Problem description » Tally the lines that hold the string "Boukpeti", and reply with the count alone.
**** Supplied data
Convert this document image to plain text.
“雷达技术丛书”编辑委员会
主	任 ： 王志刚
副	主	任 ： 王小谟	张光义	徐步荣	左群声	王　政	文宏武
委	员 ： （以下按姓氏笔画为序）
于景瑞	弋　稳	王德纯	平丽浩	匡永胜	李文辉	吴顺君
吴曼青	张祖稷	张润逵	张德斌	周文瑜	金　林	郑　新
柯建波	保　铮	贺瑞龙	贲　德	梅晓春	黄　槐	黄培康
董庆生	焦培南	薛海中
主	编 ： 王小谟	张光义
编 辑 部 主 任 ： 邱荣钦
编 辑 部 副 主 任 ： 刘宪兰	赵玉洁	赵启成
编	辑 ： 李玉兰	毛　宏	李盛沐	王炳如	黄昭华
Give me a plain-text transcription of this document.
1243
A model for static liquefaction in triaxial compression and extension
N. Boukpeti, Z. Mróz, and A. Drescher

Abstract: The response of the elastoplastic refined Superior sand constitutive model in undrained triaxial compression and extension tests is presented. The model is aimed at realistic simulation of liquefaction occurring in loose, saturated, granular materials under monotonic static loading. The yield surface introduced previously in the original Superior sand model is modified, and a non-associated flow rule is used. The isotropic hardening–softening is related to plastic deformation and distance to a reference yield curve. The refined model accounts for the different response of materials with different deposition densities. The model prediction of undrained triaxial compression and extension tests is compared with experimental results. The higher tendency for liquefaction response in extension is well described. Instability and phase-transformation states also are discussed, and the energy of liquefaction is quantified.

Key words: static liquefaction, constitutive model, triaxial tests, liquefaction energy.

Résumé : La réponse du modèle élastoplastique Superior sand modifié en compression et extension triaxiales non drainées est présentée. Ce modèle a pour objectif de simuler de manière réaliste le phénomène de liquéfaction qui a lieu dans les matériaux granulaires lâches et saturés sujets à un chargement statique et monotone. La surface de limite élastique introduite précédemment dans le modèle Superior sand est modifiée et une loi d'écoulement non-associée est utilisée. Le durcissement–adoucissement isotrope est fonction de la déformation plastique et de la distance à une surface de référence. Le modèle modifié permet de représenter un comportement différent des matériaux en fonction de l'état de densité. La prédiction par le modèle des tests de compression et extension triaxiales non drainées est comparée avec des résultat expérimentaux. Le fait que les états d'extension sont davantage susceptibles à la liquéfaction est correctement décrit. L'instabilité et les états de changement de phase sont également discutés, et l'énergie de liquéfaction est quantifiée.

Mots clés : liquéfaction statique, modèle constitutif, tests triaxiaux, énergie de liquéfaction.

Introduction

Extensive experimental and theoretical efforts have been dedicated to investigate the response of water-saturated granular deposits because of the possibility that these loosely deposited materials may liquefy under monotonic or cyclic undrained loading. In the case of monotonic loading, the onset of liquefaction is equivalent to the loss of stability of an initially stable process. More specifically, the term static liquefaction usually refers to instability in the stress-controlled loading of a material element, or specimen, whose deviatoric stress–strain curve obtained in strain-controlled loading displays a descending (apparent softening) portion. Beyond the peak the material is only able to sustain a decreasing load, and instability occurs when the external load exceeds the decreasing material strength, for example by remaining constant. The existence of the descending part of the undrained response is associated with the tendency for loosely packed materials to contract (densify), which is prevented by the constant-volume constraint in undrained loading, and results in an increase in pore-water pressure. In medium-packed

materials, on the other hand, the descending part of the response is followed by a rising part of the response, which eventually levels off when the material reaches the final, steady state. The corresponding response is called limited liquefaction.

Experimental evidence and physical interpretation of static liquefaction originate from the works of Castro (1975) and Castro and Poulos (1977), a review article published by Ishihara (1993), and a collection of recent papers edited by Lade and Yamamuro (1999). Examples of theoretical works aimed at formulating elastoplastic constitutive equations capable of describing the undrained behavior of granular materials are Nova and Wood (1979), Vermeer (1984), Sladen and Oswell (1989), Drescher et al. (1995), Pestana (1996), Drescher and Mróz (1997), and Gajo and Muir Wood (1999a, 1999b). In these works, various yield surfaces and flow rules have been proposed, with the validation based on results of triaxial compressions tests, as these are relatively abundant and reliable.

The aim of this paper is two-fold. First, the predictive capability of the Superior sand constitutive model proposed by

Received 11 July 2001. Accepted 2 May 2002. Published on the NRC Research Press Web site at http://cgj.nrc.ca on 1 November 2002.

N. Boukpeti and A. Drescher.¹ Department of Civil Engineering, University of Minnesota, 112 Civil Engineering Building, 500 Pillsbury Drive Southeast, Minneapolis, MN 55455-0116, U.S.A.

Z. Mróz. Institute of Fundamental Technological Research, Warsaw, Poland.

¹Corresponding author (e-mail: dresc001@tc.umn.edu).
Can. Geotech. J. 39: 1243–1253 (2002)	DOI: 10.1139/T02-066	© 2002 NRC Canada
********
Worked solution » 2